» Exercise: Read the records below. Copy each line where the string "Newport" occurs.
#### Given records ####
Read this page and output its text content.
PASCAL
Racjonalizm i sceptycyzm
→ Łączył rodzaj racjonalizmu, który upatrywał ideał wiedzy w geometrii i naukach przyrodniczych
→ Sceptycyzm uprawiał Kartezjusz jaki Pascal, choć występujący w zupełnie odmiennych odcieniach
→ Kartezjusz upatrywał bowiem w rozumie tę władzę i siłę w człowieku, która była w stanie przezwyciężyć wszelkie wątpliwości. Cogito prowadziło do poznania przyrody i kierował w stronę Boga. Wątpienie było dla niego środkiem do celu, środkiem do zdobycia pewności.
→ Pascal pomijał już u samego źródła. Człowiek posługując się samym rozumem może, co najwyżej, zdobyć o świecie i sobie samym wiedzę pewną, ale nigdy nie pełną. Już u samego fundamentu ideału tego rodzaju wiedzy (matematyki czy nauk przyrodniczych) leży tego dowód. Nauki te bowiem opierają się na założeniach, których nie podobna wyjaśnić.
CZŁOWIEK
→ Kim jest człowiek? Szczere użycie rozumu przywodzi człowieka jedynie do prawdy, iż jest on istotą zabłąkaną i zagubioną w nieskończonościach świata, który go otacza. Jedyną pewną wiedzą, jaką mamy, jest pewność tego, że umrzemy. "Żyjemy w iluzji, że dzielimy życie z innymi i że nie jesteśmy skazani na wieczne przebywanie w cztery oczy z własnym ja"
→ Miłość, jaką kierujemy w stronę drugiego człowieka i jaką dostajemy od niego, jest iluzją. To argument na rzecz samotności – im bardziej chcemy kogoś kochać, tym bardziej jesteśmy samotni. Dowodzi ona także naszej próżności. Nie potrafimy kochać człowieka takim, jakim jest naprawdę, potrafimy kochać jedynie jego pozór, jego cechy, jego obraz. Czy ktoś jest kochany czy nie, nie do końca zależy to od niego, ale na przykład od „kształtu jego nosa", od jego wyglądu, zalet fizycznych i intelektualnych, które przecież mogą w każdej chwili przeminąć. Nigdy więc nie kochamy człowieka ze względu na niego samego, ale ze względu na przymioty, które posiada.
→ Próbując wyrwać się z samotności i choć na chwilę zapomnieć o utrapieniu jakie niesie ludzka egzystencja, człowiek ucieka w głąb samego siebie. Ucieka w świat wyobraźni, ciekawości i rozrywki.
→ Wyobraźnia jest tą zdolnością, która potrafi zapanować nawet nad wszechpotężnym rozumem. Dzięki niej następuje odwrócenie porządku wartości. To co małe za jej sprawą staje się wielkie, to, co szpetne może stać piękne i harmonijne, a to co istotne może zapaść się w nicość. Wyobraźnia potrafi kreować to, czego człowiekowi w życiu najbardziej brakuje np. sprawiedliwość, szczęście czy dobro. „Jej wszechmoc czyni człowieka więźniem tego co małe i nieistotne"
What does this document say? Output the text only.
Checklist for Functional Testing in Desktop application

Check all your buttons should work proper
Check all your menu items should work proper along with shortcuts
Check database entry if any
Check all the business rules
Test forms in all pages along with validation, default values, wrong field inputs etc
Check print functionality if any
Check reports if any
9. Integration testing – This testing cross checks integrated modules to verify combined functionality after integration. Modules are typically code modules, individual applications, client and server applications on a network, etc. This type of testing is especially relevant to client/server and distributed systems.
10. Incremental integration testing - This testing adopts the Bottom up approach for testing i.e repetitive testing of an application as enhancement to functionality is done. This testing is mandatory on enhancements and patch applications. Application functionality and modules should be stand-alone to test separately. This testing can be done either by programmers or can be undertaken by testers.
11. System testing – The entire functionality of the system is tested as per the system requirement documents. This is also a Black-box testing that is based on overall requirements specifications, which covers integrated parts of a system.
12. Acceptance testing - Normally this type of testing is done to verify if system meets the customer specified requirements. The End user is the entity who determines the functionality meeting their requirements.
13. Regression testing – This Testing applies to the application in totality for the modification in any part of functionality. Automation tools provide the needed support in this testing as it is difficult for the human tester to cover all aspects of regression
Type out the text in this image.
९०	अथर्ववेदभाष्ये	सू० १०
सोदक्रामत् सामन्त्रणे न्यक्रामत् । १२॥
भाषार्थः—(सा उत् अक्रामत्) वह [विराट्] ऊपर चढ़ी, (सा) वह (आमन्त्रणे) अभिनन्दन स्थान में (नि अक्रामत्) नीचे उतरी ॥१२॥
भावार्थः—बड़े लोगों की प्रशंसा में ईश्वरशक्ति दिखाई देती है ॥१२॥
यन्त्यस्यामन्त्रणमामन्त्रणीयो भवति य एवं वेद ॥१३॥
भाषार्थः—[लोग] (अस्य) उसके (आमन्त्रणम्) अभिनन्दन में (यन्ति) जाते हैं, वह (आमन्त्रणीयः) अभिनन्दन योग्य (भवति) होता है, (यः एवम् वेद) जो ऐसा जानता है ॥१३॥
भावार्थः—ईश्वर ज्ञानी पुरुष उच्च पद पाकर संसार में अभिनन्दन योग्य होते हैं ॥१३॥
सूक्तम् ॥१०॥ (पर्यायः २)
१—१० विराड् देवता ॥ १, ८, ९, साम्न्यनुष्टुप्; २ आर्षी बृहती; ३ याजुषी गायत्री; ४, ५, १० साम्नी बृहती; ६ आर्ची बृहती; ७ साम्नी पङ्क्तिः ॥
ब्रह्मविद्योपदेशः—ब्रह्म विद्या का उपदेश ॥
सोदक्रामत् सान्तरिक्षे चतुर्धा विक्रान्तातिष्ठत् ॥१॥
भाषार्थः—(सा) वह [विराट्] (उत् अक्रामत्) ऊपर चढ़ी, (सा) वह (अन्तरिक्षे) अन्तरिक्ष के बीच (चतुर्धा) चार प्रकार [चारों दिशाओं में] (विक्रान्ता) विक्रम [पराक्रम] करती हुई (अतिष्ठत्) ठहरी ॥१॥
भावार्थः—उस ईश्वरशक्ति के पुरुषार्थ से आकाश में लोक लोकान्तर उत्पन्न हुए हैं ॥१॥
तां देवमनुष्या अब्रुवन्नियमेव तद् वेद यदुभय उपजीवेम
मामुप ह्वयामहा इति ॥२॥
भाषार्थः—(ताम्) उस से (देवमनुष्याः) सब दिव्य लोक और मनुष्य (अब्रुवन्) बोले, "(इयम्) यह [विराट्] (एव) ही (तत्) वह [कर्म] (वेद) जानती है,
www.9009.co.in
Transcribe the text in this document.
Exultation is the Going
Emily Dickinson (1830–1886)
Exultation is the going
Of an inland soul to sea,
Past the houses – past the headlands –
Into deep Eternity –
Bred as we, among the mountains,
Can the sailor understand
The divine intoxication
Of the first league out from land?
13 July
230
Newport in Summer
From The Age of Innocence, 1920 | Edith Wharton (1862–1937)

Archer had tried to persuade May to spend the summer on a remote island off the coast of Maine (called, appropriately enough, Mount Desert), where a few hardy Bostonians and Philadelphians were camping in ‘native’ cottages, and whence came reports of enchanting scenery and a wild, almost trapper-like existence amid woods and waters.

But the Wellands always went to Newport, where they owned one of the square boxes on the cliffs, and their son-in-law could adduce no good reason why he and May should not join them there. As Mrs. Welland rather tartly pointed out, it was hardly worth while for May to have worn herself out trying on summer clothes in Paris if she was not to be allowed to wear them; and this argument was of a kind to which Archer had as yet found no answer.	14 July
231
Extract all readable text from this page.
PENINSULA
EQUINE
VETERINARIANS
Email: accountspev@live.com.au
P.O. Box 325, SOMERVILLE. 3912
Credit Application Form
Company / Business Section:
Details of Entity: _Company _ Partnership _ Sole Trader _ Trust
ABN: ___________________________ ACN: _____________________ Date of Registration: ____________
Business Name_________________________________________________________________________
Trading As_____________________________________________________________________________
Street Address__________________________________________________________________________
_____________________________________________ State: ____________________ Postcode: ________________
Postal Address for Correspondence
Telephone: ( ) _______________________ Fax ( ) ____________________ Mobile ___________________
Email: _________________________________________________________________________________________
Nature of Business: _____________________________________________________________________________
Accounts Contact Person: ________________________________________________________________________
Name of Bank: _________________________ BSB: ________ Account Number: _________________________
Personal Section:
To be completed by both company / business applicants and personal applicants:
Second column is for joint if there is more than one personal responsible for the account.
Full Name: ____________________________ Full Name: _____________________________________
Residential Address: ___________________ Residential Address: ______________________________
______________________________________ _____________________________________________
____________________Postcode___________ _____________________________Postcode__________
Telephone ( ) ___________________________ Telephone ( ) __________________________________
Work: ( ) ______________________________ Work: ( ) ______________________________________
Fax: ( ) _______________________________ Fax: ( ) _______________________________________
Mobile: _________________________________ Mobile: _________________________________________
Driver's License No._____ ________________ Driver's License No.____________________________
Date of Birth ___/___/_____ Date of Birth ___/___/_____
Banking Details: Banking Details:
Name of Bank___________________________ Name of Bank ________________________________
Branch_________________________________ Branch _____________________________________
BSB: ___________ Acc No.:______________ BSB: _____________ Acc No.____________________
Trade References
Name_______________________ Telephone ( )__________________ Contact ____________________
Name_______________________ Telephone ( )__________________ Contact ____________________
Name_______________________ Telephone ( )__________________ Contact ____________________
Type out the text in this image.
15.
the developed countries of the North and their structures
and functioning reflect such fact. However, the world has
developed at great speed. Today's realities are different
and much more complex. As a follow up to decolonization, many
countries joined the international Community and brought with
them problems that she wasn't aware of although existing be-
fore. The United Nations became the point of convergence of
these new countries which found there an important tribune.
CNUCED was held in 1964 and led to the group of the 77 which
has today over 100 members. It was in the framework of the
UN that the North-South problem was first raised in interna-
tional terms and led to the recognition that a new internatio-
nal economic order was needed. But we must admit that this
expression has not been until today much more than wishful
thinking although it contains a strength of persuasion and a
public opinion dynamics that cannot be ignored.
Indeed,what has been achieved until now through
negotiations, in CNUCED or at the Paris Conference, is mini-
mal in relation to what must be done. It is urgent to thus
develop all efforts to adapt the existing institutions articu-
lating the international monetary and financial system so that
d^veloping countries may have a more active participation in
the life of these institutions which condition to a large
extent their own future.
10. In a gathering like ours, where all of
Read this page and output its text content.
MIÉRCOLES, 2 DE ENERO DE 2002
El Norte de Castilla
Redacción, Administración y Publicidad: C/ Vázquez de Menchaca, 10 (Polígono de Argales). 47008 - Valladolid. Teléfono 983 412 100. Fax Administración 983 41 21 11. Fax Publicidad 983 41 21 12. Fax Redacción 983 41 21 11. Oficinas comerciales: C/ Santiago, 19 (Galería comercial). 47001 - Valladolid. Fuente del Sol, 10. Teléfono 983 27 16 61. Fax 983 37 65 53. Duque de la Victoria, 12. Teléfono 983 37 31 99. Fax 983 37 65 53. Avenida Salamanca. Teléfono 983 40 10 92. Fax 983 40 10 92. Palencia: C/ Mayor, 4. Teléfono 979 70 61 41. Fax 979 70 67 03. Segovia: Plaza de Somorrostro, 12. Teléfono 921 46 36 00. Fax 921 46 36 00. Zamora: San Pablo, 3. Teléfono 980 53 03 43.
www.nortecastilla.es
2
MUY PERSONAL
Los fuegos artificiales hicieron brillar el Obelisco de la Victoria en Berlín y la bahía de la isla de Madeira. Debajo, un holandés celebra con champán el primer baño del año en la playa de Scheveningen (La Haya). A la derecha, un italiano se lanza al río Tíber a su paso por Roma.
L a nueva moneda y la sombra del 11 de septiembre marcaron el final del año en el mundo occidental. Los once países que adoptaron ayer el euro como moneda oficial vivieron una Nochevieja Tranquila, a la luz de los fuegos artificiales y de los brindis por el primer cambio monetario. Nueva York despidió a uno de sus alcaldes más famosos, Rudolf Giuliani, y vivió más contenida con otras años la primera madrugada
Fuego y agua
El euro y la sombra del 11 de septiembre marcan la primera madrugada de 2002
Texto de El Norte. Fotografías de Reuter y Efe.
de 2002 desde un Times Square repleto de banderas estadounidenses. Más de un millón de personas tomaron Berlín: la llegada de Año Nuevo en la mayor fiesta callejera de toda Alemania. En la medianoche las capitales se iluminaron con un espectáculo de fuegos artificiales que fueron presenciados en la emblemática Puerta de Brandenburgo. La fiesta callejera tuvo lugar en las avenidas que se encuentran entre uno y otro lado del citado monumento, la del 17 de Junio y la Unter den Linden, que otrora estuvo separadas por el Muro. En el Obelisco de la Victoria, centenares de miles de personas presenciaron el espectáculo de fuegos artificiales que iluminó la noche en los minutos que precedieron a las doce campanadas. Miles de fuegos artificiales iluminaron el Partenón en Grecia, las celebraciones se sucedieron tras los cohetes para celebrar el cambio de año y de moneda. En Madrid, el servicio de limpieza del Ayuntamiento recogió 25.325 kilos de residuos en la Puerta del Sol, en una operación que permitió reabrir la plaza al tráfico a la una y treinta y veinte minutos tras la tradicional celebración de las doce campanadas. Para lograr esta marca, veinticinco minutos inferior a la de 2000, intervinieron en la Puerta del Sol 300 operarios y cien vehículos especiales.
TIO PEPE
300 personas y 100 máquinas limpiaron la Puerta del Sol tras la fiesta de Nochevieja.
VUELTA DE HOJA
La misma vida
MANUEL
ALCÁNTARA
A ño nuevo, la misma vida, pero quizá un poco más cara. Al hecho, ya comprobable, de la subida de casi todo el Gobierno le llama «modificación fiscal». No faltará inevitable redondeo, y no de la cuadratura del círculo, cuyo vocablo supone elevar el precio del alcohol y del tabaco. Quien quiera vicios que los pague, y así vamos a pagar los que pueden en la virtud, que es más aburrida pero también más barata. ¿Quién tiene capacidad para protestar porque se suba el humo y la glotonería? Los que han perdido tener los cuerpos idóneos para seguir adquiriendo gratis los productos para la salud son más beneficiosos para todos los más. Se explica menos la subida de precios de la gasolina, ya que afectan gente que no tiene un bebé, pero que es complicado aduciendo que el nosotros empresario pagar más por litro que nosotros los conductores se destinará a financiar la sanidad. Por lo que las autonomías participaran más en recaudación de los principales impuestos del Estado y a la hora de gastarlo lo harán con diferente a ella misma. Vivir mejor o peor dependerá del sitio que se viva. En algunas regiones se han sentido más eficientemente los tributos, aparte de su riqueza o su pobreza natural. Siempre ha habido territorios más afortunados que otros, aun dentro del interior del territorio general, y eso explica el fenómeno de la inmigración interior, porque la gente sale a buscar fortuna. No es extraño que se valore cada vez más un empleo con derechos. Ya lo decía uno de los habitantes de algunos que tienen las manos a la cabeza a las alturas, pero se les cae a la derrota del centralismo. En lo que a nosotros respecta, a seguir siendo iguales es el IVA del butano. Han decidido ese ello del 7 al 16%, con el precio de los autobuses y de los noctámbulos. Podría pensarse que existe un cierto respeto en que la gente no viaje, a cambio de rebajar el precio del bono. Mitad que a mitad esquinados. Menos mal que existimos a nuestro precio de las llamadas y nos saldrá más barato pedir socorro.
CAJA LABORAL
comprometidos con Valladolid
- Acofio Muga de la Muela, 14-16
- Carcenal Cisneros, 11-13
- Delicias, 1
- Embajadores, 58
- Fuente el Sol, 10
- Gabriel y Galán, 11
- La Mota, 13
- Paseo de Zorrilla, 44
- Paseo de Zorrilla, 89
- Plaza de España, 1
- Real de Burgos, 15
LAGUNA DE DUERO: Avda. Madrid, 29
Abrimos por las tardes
####
» Task result:
Newport in Summer
But the Wellands always went to Newport, where they owned one of the square boxes on the cliffs, and their son-in-law could adduce no good reason why he and May should not join them there. As Mrs. Welland rather tartly pointed out, it was hardly worth while for May to have worn herself out trying on summer clothes in Paris if she was not to be allowed to wear them; and this argument was of a kind to which Archer had as yet found no answer.	14 July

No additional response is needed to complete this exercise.